Copy all lines in which the word "Heat" can be found.

**Source data**
────
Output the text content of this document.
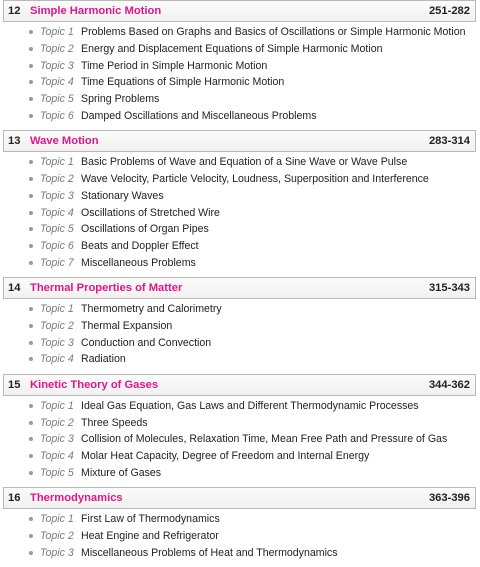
12 Simple Harmonic Motion	251-282
Topic 1 Problems Based on Graphs and Basics of Oscillations or Simple Harmonic Motion
Topic 2 Energy and Displacement Equations of Simple Harmonic Motion
Topic 3 Time Period in Simple Harmonic Motion
Topic 4 Time Equations of Simple Harmonic Motion
Topic 5 Spring Problems
Topic 6 Damped Oscillations and Miscellaneous Problems
13 Wave Motion	283-314
Topic 1 Basic Problems of Wave and Equation of a Sine Wave or Wave Pulse
Topic 2 Wave Velocity, Particle Velocity, Loudness, Superposition and Interference
Topic 3 Stationary Waves
Topic 4 Oscillations of Stretched Wire
Topic 5 Oscillations of Organ Pipes
Topic 6 Beats and Doppler Effect
Topic 7 Miscellaneous Problems
14 Thermal Properties of Matter	315-343
Topic 1 Thermometry and Calorimetry
Topic 2 Thermal Expansion
Topic 3 Conduction and Convection
Topic 4 Radiation
15 Kinetic Theory of Gases	344-362
Topic 1 Ideal Gas Equation, Gas Laws and Different Thermodynamic Processes
Topic 2 Three Speeds
Topic 3 Collision of Molecules, Relaxation Time, Mean Free Path and Pressure of Gas
Topic 4 Molar Heat Capacity, Degree of Freedom and Internal Energy
Topic 5 Mixture of Gases
16 Thermodynamics	363-396
Topic 1 First Law of Thermodynamics
Topic 2 Heat Engine and Refrigerator
Topic 3 Miscellaneous Problems of Heat and Thermodynamics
────
**Complete answer**
Topic 4 Molar Heat Capacity, Degree of Freedom and Internal Energy
Topic 2 Heat Engine and Refrigerator
Topic 3 Miscellaneous Problems of Heat and Thermodynamics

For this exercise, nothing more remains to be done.